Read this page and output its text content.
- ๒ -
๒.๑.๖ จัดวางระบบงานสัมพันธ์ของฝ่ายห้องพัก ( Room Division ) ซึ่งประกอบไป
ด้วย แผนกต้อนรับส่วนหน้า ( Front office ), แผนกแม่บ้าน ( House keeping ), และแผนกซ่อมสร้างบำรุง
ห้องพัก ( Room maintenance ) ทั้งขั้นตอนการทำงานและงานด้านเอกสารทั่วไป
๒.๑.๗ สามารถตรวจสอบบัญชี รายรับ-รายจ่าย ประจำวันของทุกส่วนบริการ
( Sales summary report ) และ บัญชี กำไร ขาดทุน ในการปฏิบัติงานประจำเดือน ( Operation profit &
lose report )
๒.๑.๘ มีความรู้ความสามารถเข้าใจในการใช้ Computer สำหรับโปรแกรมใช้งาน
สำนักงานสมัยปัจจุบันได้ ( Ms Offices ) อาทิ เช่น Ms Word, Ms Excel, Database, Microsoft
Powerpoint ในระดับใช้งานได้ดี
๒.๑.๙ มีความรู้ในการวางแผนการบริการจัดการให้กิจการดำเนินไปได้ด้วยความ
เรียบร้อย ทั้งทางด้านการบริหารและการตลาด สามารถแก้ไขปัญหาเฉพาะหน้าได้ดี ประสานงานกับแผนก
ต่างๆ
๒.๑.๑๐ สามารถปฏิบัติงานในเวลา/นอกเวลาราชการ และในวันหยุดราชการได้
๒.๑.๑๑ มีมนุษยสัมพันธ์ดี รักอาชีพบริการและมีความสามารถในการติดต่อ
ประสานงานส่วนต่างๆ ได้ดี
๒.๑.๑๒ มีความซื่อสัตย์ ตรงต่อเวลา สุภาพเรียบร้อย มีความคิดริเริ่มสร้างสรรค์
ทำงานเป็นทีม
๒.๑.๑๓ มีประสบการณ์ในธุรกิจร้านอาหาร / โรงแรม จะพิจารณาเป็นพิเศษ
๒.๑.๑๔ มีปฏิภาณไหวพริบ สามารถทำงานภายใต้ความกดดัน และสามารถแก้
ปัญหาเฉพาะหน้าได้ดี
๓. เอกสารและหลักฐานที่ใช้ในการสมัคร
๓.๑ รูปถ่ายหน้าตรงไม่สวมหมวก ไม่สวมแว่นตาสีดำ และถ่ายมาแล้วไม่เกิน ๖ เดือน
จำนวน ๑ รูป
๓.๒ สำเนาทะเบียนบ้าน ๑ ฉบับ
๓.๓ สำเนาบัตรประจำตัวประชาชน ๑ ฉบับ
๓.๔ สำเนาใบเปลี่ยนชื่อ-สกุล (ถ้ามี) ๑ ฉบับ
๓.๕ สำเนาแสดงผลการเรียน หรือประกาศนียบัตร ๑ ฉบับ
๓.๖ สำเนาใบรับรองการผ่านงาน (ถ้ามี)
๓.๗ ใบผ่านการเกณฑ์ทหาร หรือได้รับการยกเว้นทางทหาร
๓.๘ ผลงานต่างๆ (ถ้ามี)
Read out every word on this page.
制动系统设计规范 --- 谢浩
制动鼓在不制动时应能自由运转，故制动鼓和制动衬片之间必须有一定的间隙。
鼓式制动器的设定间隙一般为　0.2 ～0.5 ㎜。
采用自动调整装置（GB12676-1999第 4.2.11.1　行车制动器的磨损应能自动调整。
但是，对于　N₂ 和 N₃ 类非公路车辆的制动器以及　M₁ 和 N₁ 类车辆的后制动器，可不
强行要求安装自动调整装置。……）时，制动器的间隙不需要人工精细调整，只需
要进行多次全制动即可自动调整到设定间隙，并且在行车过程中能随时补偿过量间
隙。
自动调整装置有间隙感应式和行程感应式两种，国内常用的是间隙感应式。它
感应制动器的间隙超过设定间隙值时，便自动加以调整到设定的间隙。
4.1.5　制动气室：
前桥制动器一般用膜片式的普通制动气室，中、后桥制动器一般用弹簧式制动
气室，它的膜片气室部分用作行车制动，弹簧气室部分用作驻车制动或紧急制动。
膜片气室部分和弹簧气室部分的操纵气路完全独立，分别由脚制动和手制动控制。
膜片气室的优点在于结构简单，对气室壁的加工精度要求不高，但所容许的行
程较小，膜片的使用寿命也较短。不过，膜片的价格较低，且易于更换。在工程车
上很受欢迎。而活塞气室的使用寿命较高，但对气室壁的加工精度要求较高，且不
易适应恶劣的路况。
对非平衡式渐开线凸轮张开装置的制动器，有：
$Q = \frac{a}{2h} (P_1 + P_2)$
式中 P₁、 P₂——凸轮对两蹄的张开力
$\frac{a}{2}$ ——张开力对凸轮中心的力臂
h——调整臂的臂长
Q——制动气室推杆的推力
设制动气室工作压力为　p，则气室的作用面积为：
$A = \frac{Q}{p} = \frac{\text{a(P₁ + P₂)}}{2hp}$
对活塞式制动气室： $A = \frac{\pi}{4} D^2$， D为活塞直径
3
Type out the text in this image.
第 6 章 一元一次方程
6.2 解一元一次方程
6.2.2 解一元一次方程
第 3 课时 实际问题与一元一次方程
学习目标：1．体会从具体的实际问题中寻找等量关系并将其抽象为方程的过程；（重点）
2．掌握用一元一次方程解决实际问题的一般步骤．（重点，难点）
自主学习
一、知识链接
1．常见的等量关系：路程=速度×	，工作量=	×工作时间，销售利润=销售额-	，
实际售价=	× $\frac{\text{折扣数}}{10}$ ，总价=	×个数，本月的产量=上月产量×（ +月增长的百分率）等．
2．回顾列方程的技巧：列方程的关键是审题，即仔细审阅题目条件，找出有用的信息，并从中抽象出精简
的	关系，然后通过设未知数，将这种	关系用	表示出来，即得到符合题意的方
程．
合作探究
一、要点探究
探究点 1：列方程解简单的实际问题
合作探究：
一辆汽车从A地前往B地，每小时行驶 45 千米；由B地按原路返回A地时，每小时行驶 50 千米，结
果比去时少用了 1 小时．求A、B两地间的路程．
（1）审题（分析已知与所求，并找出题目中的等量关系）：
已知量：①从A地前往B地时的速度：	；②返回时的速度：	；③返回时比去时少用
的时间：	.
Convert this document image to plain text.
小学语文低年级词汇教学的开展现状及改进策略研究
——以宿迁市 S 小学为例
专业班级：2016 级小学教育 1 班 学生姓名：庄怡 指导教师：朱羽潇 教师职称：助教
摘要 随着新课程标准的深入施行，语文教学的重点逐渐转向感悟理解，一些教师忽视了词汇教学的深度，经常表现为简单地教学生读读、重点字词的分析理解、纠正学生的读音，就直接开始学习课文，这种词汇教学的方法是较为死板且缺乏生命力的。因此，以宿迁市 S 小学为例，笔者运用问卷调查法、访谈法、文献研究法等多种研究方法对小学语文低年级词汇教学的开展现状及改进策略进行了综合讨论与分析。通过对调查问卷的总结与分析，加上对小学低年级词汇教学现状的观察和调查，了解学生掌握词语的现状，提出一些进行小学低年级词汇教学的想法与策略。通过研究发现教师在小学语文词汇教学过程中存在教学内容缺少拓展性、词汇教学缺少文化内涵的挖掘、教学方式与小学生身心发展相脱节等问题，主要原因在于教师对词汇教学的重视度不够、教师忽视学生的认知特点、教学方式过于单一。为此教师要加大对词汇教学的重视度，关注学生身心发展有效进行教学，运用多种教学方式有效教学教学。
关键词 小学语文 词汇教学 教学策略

> _WHAT IS NEEDED_:
Quote all of the entries verbatim.

> _EXERCISE OUTPUT_:
Read this page and output its text content.
- ๒ -
๒.๑.๖ จัดวางระบบงานสัมพันธ์ของฝ่ายห้องพัก ( Room Division ) ซึ่งประกอบไป
ด้วย แผนกต้อนรับส่วนหน้า ( Front office ), แผนกแม่บ้าน ( House keeping ), และแผนกซ่อมสร้างบำรุง
ห้องพัก ( Room maintenance ) ทั้งขั้นตอนการทำงานและงานด้านเอกสารทั่วไป
๒.๑.๗ สามารถตรวจสอบบัญชี รายรับ-รายจ่าย ประจำวันของทุกส่วนบริการ
( Sales summary report ) และ บัญชี กำไร ขาดทุน ในการปฏิบัติงานประจำเดือน ( Operation profit &
lose report )
๒.๑.๘ มีความรู้ความสามารถเข้าใจในการใช้ Computer สำหรับโปรแกรมใช้งาน
สำนักงานสมัยปัจจุบันได้ ( Ms Offices ) อาทิ เช่น Ms Word, Ms Excel, Database, Microsoft
Powerpoint ในระดับใช้งานได้ดี
๒.๑.๙ มีความรู้ในการวางแผนการบริการจัดการให้กิจการดำเนินไปได้ด้วยความ
เรียบร้อย ทั้งทางด้านการบริหารและการตลาด สามารถแก้ไขปัญหาเฉพาะหน้าได้ดี ประสานงานกับแผนก
ต่างๆ
๒.๑.๑๐ สามารถปฏิบัติงานในเวลา/นอกเวลาราชการ และในวันหยุดราชการได้
๒.๑.๑๑ มีมนุษยสัมพันธ์ดี รักอาชีพบริการและมีความสามารถในการติดต่อ
ประสานงานส่วนต่างๆ ได้ดี
๒.๑.๑๒ มีความซื่อสัตย์ ตรงต่อเวลา สุภาพเรียบร้อย มีความคิดริเริ่มสร้างสรรค์
ทำงานเป็นทีม
๒.๑.๑๓ มีประสบการณ์ในธุรกิจร้านอาหาร / โรงแรม จะพิจารณาเป็นพิเศษ
๒.๑.๑๔ มีปฏิภาณไหวพริบ สามารถทำงานภายใต้ความกดดัน และสามารถแก้
ปัญหาเฉพาะหน้าได้ดี
๓. เอกสารและหลักฐานที่ใช้ในการสมัคร
๓.๑ รูปถ่ายหน้าตรงไม่สวมหมวก ไม่สวมแว่นตาสีดำ และถ่ายมาแล้วไม่เกิน ๖ เดือน
จำนวน ๑ รูป
๓.๒ สำเนาทะเบียนบ้าน ๑ ฉบับ
๓.๓ สำเนาบัตรประจำตัวประชาชน ๑ ฉบับ
๓.๔ สำเนาใบเปลี่ยนชื่อ-สกุล (ถ้ามี) ๑ ฉบับ
๓.๕ สำเนาแสดงผลการเรียน หรือประกาศนียบัตร ๑ ฉบับ
๓.๖ สำเนาใบรับรองการผ่านงาน (ถ้ามี)
๓.๗ ใบผ่านการเกณฑ์ทหาร หรือได้รับการยกเว้นทางทหาร
๓.๘ ผลงานต่างๆ (ถ้ามี)
Read out every word on this page.
制动系统设计规范 --- 谢浩
制动鼓在不制动时应能自由运转，故制动鼓和制动衬片之间必须有一定的间隙。
鼓式制动器的设定间隙一般为　0.2 ～0.5 ㎜。
采用自动调整装置（GB12676-1999第 4.2.11.1　行车制动器的磨损应能自动调整。
但是，对于　N₂ 和 N₃ 类非公路车辆的制动器以及　M₁ 和 N₁ 类车辆的后制动器，可不
强行要求安装自动调整装置。……）时，制动器的间隙不需要人工精细调整，只需
要进行多次全制动即可自动调整到设定间隙，并且在行车过程中能随时补偿过量间
隙。
自动调整装置有间隙感应式和行程感应式两种，国内常用的是间隙感应式。它
感应制动器的间隙超过设定间隙值时，便自动加以调整到设定的间隙。
4.1.5　制动气室：
前桥制动器一般用膜片式的普通制动气室，中、后桥制动器一般用弹簧式制动
气室，它的膜片气室部分用作行车制动，弹簧气室部分用作驻车制动或紧急制动。
膜片气室部分和弹簧气室部分的操纵气路完全独立，分别由脚制动和手制动控制。
膜片气室的优点在于结构简单，对气室壁的加工精度要求不高，但所容许的行
程较小，膜片的使用寿命也较短。不过，膜片的价格较低，且易于更换。在工程车
上很受欢迎。而活塞气室的使用寿命较高，但对气室壁的加工精度要求较高，且不
易适应恶劣的路况。
对非平衡式渐开线凸轮张开装置的制动器，有：
$Q = \frac{a}{2h} (P_1 + P_2)$
式中 P₁、 P₂——凸轮对两蹄的张开力
$\frac{a}{2}$ ——张开力对凸轮中心的力臂
h——调整臂的臂长
Q——制动气室推杆的推力
设制动气室工作压力为　p，则气室的作用面积为：
$A = \frac{Q}{p} = \frac{\text{a(P₁ + P₂)}}{2hp}$
对活塞式制动气室： $A = \frac{\pi}{4} D^2$， D为活塞直径
3
Type out the text in this image.
第 6 章 一元一次方程
6.2 解一元一次方程
6.2.2 解一元一次方程
第 3 课时 实际问题与一元一次方程
学习目标：1．体会从具体的实际问题中寻找等量关系并将其抽象为方程的过程；（重点）
2．掌握用一元一次方程解决实际问题的一般步骤．（重点，难点）
自主学习
一、知识链接
1．常见的等量关系：路程=速度×	，工作量=	×工作时间，销售利润=销售额-	，
实际售价=	× $\frac{\text{折扣数}}{10}$ ，总价=	×个数，本月的产量=上月产量×（ +月增长的百分率）等．
2．回顾列方程的技巧：列方程的关键是审题，即仔细审阅题目条件，找出有用的信息，并从中抽象出精简
的	关系，然后通过设未知数，将这种	关系用	表示出来，即得到符合题意的方
程．
合作探究
一、要点探究
探究点 1：列方程解简单的实际问题
合作探究：
一辆汽车从A地前往B地，每小时行驶 45 千米；由B地按原路返回A地时，每小时行驶 50 千米，结
果比去时少用了 1 小时．求A、B两地间的路程．
（1）审题（分析已知与所求，并找出题目中的等量关系）：
已知量：①从A地前往B地时的速度：	；②返回时的速度：	；③返回时比去时少用
的时间：	.
Convert this document image to plain text.
小学语文低年级词汇教学的开展现状及改进策略研究
——以宿迁市 S 小学为例
专业班级：2016 级小学教育 1 班 学生姓名：庄怡 指导教师：朱羽潇 教师职称：助教
摘要 随着新课程标准的深入施行，语文教学的重点逐渐转向感悟理解，一些教师忽视了词汇教学的深度，经常表现为简单地教学生读读、重点字词的分析理解、纠正学生的读音，就直接开始学习课文，这种词汇教学的方法是较为死板且缺乏生命力的。因此，以宿迁市 S 小学为例，笔者运用问卷调查法、访谈法、文献研究法等多种研究方法对小学语文低年级词汇教学的开展现状及改进策略进行了综合讨论与分析。通过对调查问卷的总结与分析，加上对小学低年级词汇教学现状的观察和调查，了解学生掌握词语的现状，提出一些进行小学低年级词汇教学的想法与策略。通过研究发现教师在小学语文词汇教学过程中存在教学内容缺少拓展性、词汇教学缺少文化内涵的挖掘、教学方式与小学生身心发展相脱节等问题，主要原因在于教师对词汇教学的重视度不够、教师忽视学生的认知特点、教学方式过于单一。为此教师要加大对词汇教学的重视度，关注学生身心发展有效进行教学，运用多种教学方式有效教学教学。
关键词 小学语文 词汇教学 教学策略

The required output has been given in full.